Data records:
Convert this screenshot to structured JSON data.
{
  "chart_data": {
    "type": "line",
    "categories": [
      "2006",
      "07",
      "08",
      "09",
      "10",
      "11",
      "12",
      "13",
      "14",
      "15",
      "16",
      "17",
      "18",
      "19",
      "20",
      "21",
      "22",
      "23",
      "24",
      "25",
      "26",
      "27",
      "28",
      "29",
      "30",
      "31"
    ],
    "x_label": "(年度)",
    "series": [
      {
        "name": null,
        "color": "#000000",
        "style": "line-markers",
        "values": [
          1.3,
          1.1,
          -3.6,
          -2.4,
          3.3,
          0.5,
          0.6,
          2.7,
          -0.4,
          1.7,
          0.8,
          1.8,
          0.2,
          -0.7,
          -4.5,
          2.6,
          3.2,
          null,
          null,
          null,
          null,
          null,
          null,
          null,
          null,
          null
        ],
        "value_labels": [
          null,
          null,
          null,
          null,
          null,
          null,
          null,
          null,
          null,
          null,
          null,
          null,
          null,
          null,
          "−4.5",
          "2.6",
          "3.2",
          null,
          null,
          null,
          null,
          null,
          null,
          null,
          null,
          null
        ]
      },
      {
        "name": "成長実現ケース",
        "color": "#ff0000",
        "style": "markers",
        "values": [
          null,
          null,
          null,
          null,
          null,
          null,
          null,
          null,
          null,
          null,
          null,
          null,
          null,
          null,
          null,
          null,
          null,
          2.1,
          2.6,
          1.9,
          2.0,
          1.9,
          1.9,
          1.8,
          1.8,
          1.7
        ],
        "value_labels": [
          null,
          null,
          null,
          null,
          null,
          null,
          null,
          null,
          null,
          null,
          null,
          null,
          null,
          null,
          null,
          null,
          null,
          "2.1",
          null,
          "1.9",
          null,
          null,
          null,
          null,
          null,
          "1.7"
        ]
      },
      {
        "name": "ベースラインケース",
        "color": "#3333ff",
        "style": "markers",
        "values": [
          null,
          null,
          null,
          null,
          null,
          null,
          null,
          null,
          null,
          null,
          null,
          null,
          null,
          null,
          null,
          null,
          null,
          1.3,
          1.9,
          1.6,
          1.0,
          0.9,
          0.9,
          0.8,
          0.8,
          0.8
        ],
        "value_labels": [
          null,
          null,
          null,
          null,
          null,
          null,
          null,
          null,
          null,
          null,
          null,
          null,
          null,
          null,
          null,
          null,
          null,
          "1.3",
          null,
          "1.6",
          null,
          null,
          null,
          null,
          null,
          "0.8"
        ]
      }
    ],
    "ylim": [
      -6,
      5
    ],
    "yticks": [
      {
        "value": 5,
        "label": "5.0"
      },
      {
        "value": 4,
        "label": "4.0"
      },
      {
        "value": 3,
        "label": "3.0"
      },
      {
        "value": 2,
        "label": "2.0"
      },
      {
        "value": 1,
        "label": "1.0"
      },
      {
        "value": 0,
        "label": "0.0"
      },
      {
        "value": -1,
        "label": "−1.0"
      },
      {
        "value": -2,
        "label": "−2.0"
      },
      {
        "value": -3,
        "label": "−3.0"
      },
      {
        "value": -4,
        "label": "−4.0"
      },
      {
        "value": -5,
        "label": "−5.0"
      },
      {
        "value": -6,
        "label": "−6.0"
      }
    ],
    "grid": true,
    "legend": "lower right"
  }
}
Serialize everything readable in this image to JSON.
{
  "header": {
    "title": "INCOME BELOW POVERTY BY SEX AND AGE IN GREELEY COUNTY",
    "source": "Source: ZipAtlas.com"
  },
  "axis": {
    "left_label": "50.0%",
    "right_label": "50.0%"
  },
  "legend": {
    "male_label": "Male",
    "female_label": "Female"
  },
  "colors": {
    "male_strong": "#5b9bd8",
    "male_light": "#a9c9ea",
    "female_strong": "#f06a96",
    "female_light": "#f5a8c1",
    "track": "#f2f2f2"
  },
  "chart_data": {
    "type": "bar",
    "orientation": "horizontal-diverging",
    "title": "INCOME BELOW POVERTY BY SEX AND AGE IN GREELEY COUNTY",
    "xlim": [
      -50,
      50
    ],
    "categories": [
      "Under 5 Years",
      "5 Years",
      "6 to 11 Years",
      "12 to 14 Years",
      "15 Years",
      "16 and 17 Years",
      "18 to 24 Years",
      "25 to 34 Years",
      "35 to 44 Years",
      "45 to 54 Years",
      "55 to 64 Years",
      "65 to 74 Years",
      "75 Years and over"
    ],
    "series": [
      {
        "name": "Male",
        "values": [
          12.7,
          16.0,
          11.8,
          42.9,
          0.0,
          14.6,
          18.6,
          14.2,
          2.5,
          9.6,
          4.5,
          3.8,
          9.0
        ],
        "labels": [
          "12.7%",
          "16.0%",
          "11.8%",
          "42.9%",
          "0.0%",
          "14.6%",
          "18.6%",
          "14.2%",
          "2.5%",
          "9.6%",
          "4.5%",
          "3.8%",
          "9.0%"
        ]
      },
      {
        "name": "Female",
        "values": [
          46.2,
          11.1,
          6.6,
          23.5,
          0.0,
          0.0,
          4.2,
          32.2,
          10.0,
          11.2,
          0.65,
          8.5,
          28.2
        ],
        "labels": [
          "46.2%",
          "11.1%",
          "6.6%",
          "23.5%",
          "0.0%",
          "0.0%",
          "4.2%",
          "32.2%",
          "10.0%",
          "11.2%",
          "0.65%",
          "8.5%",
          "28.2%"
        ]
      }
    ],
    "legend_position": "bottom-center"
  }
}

Problem details ▸ Each record must be repeated exactly as it is.

Result of the exercise ▸
Convert this screenshot to structured JSON data.
{
  "chart_data": {
    "type": "line",
    "categories": [
      "2006",
      "07",
      "08",
      "09",
      "10",
      "11",
      "12",
      "13",
      "14",
      "15",
      "16",
      "17",
      "18",
      "19",
      "20",
      "21",
      "22",
      "23",
      "24",
      "25",
      "26",
      "27",
      "28",
      "29",
      "30",
      "31"
    ],
    "x_label": "(年度)",
    "series": [
      {
        "name": null,
        "color": "#000000",
        "style": "line-markers",
        "values": [
          1.3,
          1.1,
          -3.6,
          -2.4,
          3.3,
          0.5,
          0.6,
          2.7,
          -0.4,
          1.7,
          0.8,
          1.8,
          0.2,
          -0.7,
          -4.5,
          2.6,
          3.2,
          null,
          null,
          null,
          null,
          null,
          null,
          null,
          null,
          null
        ],
        "value_labels": [
          null,
          null,
          null,
          null,
          null,
          null,
          null,
          null,
          null,
          null,
          null,
          null,
          null,
          null,
          "−4.5",
          "2.6",
          "3.2",
          null,
          null,
          null,
          null,
          null,
          null,
          null,
          null,
          null
        ]
      },
      {
        "name": "成長実現ケース",
        "color": "#ff0000",
        "style": "markers",
        "values": [
          null,
          null,
          null,
          null,
          null,
          null,
          null,
          null,
          null,
          null,
          null,
          null,
          null,
          null,
          null,
          null,
          null,
          2.1,
          2.6,
          1.9,
          2.0,
          1.9,
          1.9,
          1.8,
          1.8,
          1.7
        ],
        "value_labels": [
          null,
          null,
          null,
          null,
          null,
          null,
          null,
          null,
          null,
          null,
          null,
          null,
          null,
          null,
          null,
          null,
          null,
          "2.1",
          null,
          "1.9",
          null,
          null,
          null,
          null,
          null,
          "1.7"
        ]
      },
      {
        "name": "ベースラインケース",
        "color": "#3333ff",
        "style": "markers",
        "values": [
          null,
          null,
          null,
          null,
          null,
          null,
          null,
          null,
          null,
          null,
          null,
          null,
          null,
          null,
          null,
          null,
          null,
          1.3,
          1.9,
          1.6,
          1.0,
          0.9,
          0.9,
          0.8,
          0.8,
          0.8
        ],
        "value_labels": [
          null,
          null,
          null,
          null,
          null,
          null,
          null,
          null,
          null,
          null,
          null,
          null,
          null,
          null,
          null,
          null,
          null,
          "1.3",
          null,
          "1.6",
          null,
          null,
          null,
          null,
          null,
          "0.8"
        ]
      }
    ],
    "ylim": [
      -6,
      5
    ],
    "yticks": [
      {
        "value": 5,
        "label": "5.0"
      },
      {
        "value": 4,
        "label": "4.0"
      },
      {
        "value": 3,
        "label": "3.0"
      },
      {
        "value": 2,
        "label": "2.0"
      },
      {
        "value": 1,
        "label": "1.0"
      },
      {
        "value": 0,
        "label": "0.0"
      },
      {
        "value": -1,
        "label": "−1.0"
      },
      {
        "value": -2,
        "label": "−2.0"
      },
      {
        "value": -3,
        "label": "−3.0"
      },
      {
        "value": -4,
        "label": "−4.0"
      },
      {
        "value": -5,
        "label": "−5.0"
      },
      {
        "value": -6,
        "label": "−6.0"
      }
    ],
    "grid": true,
    "legend": "lower right"
  }
}
Serialize everything readable in this image to JSON.
{
  "header": {
    "title": "INCOME BELOW POVERTY BY SEX AND AGE IN GREELEY COUNTY",
    "source": "Source: ZipAtlas.com"
  },
  "axis": {
    "left_label": "50.0%",
    "right_label": "50.0%"
  },
  "legend": {
    "male_label": "Male",
    "female_label": "Female"
  },
  "colors": {
    "male_strong": "#5b9bd8",
    "male_light": "#a9c9ea",
    "female_strong": "#f06a96",
    "female_light": "#f5a8c1",
    "track": "#f2f2f2"
  },
  "chart_data": {
    "type": "bar",
    "orientation": "horizontal-diverging",
    "title": "INCOME BELOW POVERTY BY SEX AND AGE IN GREELEY COUNTY",
    "xlim": [
      -50,
      50
    ],
    "categories": [
      "Under 5 Years",
      "5 Years",
      "6 to 11 Years",
      "12 to 14 Years",
      "15 Years",
      "16 and 17 Years",
      "18 to 24 Years",
      "25 to 34 Years",
      "35 to 44 Years",
      "45 to 54 Years",
      "55 to 64 Years",
      "65 to 74 Years",
      "75 Years and over"
    ],
    "series": [
      {
        "name": "Male",
        "values": [
          12.7,
          16.0,
          11.8,
          42.9,
          0.0,
          14.6,
          18.6,
          14.2,
          2.5,
          9.6,
          4.5,
          3.8,
          9.0
        ],
        "labels": [
          "12.7%",
          "16.0%",
          "11.8%",
          "42.9%",
          "0.0%",
          "14.6%",
          "18.6%",
          "14.2%",
          "2.5%",
          "9.6%",
          "4.5%",
          "3.8%",
          "9.0%"
        ]
      },
      {
        "name": "Female",
        "values": [
          46.2,
          11.1,
          6.6,
          23.5,
          0.0,
          0.0,
          4.2,
          32.2,
          10.0,
          11.2,
          0.65,
          8.5,
          28.2
        ],
        "labels": [
          "46.2%",
          "11.1%",
          "6.6%",
          "23.5%",
          "0.0%",
          "0.0%",
          "4.2%",
          "32.2%",
          "10.0%",
          "11.2%",
          "0.65%",
          "8.5%",
          "28.2%"
        ]
      }
    ],
    "legend_position": "bottom-center"
  }
}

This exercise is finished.